**SOURCE:**
▶
Our first extraction
Its finally here! Its 22nd July and its time to do our first ever honey harvest. Over the last few weeks, the bees have been doing a fantastic job at bringing in the nectar and turning it into honey – so much so that we’ve had to take several frames just to make sure they would have enough space to get them through to harvest day! Now we’re here, lets talk about the extraction process and the results!
Step 1: Getting an extractor
One option for getting an extractor is to just go to your local beekeeping store and buy one – getting a manual one is going to be the cheapest option but depending on how many hives and how long you’d like it to last, you may be better off going for an electric one. Sadly, these can be pretty pricy. As this is our first year of beekeeping, we’ve opted for reaching out to the Gloucestershire Beekeepers Association who thankfully have extractors available to hire for (at the time of writing this) £10 per week. If your local, id highly recommend becoming a member and taking up this option.
Step 2: Other bits and bobs
Other things which you will likely need for your extraction will be some kind of uncapping tray and knife. Along with this, a couple of food safe buckets, a settling tank and a something to filter the wax cappings from the honey. I bought mine from Abelo and would highly recommend them.
Step 3: Getting your frames of honey
At this point in the season we’ve added 3 supers. During our 13th inspection we go through the hive and pull out all fully capped over frames. This came to a total of 23 super frames plus 1 frame from the brood box which was full of honey. We have another 11 frames which are almost capped over which will be extracted on a future date.
◀
**PARTS OF THE EXERCISE:**
(a) Rewrite the passage of the honey harvest post that opens with the words containing "Step 2: Other" and closes with "highly recommend them.", putting "storage tank" in place of "settling tank".
(b) Please turn the paragraph of the honey harvest post beginning "Other things which you will likely need" into a short list that keeps its main facts.
The records play no part in this work.

**ENTRIES:**
▶
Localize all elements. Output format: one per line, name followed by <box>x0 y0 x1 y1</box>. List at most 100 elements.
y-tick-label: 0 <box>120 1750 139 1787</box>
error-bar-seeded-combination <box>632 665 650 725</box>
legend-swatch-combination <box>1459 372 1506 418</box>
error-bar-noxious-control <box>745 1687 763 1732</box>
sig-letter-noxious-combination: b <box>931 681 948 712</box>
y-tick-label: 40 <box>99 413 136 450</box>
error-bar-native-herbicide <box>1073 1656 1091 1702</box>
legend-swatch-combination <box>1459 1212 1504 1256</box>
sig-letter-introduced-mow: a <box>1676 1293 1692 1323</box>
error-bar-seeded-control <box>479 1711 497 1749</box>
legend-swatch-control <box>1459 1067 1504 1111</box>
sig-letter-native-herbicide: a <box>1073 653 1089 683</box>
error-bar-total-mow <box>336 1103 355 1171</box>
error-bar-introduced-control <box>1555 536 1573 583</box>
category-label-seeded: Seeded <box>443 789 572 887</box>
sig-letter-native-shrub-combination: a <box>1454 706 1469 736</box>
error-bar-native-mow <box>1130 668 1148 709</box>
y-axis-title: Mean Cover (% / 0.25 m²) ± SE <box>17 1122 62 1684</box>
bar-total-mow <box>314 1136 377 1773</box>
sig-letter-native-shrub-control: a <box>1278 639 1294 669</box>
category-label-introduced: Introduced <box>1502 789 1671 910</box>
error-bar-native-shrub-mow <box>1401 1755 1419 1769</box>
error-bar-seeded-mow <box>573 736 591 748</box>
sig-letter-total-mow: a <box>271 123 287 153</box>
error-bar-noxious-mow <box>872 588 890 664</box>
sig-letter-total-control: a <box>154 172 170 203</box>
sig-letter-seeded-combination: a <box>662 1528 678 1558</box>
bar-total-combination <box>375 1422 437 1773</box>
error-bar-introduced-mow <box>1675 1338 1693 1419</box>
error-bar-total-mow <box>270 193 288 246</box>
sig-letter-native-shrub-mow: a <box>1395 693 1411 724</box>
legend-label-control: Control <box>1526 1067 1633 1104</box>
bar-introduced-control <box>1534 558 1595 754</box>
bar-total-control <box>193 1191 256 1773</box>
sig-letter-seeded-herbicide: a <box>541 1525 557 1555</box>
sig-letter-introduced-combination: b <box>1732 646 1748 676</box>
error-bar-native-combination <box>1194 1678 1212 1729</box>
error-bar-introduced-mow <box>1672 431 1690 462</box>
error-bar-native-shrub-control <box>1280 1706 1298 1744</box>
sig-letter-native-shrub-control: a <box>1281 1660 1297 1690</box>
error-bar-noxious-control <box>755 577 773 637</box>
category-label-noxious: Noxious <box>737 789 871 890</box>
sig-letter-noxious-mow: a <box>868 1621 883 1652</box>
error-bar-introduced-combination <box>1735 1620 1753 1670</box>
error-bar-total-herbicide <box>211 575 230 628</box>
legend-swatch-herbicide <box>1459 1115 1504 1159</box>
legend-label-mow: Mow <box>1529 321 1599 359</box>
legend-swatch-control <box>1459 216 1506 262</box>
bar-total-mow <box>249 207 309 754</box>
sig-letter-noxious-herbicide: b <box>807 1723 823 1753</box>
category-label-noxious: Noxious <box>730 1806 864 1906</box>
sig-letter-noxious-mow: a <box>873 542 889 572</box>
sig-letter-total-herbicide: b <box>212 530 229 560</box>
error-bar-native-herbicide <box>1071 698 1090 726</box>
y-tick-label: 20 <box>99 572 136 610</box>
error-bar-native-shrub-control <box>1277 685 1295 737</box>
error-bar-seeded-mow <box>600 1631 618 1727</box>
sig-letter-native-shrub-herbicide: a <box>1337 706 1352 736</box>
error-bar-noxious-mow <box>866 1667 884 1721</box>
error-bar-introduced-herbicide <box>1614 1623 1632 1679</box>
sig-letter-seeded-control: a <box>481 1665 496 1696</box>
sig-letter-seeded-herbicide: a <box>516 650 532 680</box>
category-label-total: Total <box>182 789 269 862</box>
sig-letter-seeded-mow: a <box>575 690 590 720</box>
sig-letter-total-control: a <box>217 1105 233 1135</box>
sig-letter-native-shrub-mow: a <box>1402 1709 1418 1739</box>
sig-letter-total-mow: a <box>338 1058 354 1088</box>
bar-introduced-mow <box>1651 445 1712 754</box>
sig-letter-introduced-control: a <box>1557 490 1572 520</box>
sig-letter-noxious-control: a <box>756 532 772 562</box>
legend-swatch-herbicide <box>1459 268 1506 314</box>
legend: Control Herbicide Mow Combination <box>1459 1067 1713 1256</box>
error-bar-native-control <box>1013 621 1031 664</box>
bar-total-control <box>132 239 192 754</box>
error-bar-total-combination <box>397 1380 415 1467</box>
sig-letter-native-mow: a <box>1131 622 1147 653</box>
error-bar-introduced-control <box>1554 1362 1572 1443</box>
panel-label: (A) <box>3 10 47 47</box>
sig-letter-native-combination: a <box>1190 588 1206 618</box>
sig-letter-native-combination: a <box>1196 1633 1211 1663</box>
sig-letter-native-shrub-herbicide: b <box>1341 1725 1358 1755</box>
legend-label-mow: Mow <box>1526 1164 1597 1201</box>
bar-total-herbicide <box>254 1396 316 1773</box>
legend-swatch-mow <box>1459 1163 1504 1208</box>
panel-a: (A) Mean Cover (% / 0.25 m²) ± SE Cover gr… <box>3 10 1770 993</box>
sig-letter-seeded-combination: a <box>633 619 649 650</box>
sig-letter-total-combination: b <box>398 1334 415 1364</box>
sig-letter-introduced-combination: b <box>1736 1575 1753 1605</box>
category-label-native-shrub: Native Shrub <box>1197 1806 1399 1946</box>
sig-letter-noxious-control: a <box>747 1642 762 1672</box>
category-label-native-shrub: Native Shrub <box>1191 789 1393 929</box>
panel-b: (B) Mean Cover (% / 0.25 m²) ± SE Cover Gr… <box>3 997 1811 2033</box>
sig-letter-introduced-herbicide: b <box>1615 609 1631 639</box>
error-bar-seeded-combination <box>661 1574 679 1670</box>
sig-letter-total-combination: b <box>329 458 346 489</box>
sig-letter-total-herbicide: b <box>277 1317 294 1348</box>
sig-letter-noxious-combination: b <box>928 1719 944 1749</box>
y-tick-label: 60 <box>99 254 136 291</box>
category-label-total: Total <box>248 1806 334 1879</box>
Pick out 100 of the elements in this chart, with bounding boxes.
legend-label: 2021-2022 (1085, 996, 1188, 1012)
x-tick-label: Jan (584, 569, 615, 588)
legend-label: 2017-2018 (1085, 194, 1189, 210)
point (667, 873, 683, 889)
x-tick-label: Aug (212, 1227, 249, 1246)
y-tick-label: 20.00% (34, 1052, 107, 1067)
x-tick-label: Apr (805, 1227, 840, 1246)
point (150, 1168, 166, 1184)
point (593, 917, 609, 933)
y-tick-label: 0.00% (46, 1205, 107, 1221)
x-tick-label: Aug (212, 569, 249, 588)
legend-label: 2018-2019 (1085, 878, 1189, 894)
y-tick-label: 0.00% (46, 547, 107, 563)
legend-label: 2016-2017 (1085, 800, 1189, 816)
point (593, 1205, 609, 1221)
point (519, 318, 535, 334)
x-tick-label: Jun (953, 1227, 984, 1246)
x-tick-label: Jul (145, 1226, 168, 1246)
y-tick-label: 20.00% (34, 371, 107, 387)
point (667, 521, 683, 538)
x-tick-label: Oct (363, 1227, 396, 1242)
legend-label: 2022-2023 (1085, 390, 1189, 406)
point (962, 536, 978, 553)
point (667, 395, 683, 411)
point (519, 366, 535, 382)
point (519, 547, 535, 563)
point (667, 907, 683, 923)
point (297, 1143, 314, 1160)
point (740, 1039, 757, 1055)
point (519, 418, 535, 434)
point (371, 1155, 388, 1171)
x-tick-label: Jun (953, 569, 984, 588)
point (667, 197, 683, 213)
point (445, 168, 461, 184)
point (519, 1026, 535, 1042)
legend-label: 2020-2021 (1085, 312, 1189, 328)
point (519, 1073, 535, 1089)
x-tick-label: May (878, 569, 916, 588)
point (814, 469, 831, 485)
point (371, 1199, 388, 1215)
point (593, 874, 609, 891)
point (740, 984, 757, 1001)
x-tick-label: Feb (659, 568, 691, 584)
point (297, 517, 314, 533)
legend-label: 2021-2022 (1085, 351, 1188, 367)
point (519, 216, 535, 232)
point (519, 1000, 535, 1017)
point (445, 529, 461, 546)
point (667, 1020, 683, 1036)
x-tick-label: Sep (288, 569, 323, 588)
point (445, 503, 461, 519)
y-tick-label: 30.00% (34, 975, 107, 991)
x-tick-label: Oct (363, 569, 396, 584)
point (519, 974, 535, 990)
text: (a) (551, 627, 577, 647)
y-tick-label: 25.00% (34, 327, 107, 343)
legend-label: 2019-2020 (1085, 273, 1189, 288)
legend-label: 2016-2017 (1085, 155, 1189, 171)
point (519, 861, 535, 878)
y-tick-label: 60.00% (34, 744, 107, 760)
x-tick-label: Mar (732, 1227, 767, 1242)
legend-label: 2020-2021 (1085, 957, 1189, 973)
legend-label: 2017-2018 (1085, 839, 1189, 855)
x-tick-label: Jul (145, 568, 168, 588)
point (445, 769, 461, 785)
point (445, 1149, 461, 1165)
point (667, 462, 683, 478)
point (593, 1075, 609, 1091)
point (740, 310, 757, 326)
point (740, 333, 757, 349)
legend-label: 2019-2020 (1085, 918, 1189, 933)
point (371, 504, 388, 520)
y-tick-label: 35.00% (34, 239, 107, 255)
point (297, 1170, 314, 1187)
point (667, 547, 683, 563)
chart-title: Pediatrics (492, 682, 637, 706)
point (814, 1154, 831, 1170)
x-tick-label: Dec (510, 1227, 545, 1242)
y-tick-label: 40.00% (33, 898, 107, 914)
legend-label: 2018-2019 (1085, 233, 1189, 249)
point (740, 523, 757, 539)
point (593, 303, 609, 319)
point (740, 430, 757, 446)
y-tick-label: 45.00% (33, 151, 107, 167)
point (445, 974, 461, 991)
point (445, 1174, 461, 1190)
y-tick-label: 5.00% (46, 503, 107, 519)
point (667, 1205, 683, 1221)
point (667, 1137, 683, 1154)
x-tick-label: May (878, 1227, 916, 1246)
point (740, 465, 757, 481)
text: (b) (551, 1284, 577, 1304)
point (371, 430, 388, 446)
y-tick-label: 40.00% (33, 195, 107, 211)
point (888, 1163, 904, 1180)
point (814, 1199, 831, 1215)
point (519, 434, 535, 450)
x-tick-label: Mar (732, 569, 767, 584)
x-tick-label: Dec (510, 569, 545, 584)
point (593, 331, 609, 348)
◀
**SOLUTIONS TO THE PROBLEMS:**
(a)
Step 2: Other bits and bobs
Other things which you will likely need for your extraction will be some kind of uncapping tray and knife. Along with this, a couple of food safe buckets, a storage tank and a something to filter the wax cappings from the honey. I bought mine from Abelo and would highly recommend them.

(b)
- Uncapping tray and knife
- A couple of food-safe buckets
- A settling tank
- Something to filter the wax cappings from the honey
- Source: bought from Abelo, highly recommended